(Stored data)
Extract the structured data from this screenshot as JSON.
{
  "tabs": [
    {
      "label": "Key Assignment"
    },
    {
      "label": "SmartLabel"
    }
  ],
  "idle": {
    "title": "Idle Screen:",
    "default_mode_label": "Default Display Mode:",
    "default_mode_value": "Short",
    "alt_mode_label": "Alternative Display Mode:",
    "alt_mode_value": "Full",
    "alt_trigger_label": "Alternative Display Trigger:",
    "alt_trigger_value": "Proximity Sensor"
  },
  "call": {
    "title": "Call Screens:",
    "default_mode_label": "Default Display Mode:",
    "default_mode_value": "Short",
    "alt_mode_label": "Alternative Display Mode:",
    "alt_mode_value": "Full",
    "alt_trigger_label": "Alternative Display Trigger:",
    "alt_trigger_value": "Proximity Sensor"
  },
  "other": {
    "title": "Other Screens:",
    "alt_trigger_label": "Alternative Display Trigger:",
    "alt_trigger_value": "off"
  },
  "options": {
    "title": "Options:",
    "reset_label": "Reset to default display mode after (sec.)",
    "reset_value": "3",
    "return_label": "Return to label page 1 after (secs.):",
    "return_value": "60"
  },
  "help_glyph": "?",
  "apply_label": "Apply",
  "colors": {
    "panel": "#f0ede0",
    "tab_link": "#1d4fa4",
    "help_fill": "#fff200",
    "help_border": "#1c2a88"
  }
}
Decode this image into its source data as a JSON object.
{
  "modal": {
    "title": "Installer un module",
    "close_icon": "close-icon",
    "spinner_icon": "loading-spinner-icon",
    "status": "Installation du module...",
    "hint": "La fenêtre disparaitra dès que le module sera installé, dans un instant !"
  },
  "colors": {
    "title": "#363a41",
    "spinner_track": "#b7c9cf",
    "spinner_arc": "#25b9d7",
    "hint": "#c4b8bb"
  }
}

## Required work
Write out every entry verbatim.

## Result for this exercise
Extract the structured data from this screenshot as JSON.
{
  "tabs": [
    {
      "label": "Key Assignment"
    },
    {
      "label": "SmartLabel"
    }
  ],
  "idle": {
    "title": "Idle Screen:",
    "default_mode_label": "Default Display Mode:",
    "default_mode_value": "Short",
    "alt_mode_label": "Alternative Display Mode:",
    "alt_mode_value": "Full",
    "alt_trigger_label": "Alternative Display Trigger:",
    "alt_trigger_value": "Proximity Sensor"
  },
  "call": {
    "title": "Call Screens:",
    "default_mode_label": "Default Display Mode:",
    "default_mode_value": "Short",
    "alt_mode_label": "Alternative Display Mode:",
    "alt_mode_value": "Full",
    "alt_trigger_label": "Alternative Display Trigger:",
    "alt_trigger_value": "Proximity Sensor"
  },
  "other": {
    "title": "Other Screens:",
    "alt_trigger_label": "Alternative Display Trigger:",
    "alt_trigger_value": "off"
  },
  "options": {
    "title": "Options:",
    "reset_label": "Reset to default display mode after (sec.)",
    "reset_value": "3",
    "return_label": "Return to label page 1 after (secs.):",
    "return_value": "60"
  },
  "help_glyph": "?",
  "apply_label": "Apply",
  "colors": {
    "panel": "#f0ede0",
    "tab_link": "#1d4fa4",
    "help_fill": "#fff200",
    "help_border": "#1c2a88"
  }
}
Decode this image into its source data as a JSON object.
{
  "modal": {
    "title": "Installer un module",
    "close_icon": "close-icon",
    "spinner_icon": "loading-spinner-icon",
    "status": "Installation du module...",
    "hint": "La fenêtre disparaitra dès que le module sera installé, dans un instant !"
  },
  "colors": {
    "title": "#363a41",
    "spinner_track": "#b7c9cf",
    "spinner_arc": "#25b9d7",
    "hint": "#c4b8bb"
  }
}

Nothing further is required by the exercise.